Andrew Or updated SPARK-12473:
------------------------------
    Description: 
After commit de02782 of page rank regressed from 242s to 260s, about 7%.

The commit added 26 types to register every time we create a Kryo serializer instance. I ran a small microbenchmark to prove that this is noticeably expensive:

{code}
import org.apache.spark.serializer._
import org.apache.spark.SparkConf

def makeMany(num: Int): Long = {
  val start = System.currentTimeMillis
  (1 to num).foreach { _ => new KryoSerializer(new SparkConf).newKryo() }
  System.currentTimeMillis - start
}

// before commit de02782, averaged over multiple runs
makeMany(5000) == 1500

// after commit de02782, averaged over multiple runs
makeMany(5000) == 2750
{code}

Since we create multiple serializer instances per partition, this means a 5000-partition stage will unconditionally see an increase of > 1s for the stage. In page rank, we may run many such stages.

We should explore the alternative of reusing thread-local serializer instances, which would lead to much fewer calls to `kryo.register`.

  was:
After commit de02782 of page rank regressed from 242s to 260s, about 7%.

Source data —
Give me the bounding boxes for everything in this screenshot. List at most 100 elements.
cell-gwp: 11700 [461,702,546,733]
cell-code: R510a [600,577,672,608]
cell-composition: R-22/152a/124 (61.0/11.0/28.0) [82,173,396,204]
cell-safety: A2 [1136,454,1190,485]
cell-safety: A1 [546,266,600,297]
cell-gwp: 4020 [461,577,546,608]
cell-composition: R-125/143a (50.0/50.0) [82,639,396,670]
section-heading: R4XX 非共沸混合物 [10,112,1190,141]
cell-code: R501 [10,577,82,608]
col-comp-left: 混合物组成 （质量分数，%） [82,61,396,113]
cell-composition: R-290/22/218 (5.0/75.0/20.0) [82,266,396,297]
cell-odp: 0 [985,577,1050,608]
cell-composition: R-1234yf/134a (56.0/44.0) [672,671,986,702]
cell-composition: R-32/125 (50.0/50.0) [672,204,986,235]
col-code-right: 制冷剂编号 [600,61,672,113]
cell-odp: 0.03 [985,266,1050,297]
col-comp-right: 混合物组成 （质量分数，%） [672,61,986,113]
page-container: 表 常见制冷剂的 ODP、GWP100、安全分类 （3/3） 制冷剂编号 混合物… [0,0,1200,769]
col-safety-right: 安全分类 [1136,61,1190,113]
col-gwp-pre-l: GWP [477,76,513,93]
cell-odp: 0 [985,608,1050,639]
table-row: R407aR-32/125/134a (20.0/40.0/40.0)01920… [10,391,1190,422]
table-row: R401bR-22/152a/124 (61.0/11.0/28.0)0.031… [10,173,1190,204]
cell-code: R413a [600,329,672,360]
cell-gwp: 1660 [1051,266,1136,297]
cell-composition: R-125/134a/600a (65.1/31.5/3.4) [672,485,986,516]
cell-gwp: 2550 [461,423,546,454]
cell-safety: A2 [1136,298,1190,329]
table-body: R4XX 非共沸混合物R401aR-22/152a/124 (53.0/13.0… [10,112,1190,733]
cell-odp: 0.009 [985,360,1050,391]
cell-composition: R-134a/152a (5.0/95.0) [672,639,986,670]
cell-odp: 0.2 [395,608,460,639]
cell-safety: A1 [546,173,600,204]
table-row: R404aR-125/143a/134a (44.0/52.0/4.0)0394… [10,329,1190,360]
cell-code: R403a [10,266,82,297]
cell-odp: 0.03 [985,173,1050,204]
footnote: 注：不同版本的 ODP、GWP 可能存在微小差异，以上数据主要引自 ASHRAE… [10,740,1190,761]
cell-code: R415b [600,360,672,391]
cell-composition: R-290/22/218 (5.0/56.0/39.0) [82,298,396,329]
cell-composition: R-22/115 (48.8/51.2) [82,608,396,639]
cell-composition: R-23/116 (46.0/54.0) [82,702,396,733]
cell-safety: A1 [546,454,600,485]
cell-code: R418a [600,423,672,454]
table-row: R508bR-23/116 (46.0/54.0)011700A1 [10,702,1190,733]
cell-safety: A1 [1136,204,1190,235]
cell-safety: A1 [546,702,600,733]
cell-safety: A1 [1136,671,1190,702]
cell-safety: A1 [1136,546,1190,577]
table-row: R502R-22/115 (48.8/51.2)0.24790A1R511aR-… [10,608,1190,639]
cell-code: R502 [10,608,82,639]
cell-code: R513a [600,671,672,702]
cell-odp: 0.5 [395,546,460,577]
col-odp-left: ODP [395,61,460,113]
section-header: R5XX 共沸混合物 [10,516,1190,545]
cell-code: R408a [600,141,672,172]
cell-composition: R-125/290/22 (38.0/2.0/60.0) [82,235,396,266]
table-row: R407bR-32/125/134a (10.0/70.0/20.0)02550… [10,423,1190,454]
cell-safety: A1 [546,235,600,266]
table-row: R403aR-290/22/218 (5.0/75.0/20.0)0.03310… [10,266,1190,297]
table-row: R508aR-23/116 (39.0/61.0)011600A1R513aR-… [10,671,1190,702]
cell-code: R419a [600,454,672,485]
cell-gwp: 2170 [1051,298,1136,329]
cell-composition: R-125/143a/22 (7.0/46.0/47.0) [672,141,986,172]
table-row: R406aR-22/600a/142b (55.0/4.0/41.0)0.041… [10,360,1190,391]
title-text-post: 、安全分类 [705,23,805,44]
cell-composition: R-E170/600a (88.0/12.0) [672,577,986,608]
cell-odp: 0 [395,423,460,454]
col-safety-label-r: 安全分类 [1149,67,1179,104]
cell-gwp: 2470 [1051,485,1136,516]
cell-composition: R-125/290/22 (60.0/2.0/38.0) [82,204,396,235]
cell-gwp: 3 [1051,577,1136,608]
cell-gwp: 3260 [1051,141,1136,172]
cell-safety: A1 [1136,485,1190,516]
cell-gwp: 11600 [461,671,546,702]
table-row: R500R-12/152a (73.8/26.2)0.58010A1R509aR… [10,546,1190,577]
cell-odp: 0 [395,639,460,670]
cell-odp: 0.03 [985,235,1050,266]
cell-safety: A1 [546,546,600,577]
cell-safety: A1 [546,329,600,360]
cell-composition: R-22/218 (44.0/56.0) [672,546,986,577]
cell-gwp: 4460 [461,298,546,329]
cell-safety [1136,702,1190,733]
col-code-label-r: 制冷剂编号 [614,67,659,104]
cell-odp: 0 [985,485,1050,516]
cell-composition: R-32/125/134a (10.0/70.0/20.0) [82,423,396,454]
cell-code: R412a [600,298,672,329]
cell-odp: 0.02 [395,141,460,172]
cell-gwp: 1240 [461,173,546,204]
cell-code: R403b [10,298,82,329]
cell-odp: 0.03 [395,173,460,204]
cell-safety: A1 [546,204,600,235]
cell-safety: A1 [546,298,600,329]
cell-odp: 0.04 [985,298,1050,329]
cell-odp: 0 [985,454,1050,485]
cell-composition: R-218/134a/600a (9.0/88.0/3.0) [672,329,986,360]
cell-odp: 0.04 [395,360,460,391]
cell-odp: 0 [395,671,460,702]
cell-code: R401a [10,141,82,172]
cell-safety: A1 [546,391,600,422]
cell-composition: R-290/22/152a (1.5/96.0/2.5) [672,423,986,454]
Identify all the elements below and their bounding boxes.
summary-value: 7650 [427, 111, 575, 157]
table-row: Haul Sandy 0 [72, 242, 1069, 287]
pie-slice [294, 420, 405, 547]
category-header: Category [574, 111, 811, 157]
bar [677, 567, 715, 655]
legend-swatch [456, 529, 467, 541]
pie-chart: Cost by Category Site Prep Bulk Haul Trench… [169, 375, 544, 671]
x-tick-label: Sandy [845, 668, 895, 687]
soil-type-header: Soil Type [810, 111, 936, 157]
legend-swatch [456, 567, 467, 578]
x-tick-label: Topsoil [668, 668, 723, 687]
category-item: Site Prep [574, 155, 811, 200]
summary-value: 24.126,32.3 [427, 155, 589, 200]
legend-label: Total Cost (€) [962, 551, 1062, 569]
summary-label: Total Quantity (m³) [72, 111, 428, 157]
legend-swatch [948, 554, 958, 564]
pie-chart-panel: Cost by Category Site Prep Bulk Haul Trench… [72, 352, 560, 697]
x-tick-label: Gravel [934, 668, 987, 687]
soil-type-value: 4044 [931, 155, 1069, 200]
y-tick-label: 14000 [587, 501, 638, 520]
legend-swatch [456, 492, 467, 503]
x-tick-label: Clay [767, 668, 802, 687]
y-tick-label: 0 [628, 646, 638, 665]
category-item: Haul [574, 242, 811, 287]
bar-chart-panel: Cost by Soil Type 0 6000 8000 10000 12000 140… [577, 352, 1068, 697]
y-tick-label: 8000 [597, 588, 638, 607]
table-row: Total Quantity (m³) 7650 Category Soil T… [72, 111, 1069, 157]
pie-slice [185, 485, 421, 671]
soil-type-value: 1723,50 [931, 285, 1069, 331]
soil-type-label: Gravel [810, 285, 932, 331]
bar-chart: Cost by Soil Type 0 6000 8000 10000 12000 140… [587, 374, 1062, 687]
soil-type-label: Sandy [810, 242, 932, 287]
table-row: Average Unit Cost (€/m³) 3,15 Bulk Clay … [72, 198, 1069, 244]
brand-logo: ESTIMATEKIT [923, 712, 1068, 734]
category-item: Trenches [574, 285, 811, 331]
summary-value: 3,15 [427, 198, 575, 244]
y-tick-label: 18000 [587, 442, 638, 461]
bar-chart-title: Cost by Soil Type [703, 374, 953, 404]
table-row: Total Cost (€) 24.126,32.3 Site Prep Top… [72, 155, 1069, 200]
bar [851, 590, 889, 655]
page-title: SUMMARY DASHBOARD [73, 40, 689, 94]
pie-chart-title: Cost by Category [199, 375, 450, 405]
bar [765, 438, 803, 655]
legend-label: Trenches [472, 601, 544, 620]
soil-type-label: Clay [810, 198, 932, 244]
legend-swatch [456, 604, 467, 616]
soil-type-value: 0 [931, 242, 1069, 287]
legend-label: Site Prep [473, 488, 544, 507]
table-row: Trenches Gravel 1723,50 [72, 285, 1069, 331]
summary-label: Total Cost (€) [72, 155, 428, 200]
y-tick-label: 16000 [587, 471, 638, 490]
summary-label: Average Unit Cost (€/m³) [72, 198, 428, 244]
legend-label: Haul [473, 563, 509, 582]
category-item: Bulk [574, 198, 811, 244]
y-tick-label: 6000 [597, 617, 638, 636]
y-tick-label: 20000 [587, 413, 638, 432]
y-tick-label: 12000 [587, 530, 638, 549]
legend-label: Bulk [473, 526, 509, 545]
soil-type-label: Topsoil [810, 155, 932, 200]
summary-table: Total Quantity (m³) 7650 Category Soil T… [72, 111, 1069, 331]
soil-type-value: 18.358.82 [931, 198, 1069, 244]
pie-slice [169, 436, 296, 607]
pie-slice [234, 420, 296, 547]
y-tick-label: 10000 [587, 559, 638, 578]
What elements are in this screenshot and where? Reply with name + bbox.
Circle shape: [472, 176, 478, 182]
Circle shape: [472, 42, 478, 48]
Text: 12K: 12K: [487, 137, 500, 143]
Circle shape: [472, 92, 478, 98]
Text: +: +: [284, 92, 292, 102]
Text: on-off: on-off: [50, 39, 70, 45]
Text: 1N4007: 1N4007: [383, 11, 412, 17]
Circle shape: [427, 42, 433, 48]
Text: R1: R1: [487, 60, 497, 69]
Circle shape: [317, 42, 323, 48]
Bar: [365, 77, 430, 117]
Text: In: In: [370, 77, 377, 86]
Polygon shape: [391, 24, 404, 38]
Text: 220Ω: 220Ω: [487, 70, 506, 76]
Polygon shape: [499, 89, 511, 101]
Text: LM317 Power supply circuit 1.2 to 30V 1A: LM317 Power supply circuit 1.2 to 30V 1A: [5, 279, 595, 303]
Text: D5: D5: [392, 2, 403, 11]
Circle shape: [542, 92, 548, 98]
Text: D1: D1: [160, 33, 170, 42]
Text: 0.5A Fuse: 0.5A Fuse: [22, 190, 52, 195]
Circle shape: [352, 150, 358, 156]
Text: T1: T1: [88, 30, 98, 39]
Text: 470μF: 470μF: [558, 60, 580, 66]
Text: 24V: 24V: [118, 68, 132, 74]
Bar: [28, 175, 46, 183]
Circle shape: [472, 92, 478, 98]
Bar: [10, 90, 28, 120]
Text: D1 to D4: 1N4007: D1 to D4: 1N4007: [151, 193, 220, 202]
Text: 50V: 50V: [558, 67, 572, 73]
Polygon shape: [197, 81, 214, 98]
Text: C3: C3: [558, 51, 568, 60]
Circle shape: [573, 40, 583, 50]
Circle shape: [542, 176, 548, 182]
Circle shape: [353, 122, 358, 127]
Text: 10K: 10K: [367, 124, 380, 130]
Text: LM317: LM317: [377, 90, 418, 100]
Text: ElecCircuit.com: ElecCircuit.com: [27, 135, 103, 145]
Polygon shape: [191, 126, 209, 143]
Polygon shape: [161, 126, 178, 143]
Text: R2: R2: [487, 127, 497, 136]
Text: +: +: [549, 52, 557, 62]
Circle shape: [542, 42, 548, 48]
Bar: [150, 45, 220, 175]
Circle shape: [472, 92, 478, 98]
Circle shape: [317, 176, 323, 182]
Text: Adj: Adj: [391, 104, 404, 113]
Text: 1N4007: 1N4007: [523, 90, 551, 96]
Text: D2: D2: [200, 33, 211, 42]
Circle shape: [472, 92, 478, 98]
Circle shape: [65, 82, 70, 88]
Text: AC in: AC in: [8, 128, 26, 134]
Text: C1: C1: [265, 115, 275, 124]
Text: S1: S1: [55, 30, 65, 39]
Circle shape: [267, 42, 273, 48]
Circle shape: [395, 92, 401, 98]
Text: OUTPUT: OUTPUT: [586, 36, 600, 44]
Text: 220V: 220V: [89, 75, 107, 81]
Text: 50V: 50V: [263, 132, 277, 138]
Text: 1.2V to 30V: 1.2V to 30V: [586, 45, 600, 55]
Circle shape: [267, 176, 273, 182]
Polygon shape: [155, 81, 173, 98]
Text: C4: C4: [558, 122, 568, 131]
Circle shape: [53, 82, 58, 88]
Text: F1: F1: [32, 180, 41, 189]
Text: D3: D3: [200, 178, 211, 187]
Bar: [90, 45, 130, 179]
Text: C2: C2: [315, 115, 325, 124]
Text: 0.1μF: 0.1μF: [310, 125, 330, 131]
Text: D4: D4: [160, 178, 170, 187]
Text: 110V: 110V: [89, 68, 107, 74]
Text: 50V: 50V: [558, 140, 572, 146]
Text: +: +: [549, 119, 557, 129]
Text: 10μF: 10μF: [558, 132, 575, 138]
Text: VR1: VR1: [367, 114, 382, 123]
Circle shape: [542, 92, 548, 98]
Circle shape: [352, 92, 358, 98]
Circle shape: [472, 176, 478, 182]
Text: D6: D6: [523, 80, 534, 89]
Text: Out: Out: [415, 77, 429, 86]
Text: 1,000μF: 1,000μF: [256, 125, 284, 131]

INSTRUCTIONS FOR THE TASK —
Can you transcribe the SPARK-12473 update from "def makeMany(num: Int): Long" to "many such stages." word for word?

OUTPUT FOR THIS TASK —
def makeMany(num: Int): Long = {
  val start = System.currentTimeMillis
  (1 to num).foreach { _ => new KryoSerializer(new SparkConf).newKryo() }
  System.currentTimeMillis - start
}

// before commit de02782, averaged over multiple runs
makeMany(5000) == 1500

// after commit de02782, averaged over multiple runs
makeMany(5000) == 2750
{code}

Since we create multiple serializer instances per partition, this means a 5000-partition stage will unconditionally see an increase of > 1s for the stage. In page rank, we may run many such stages.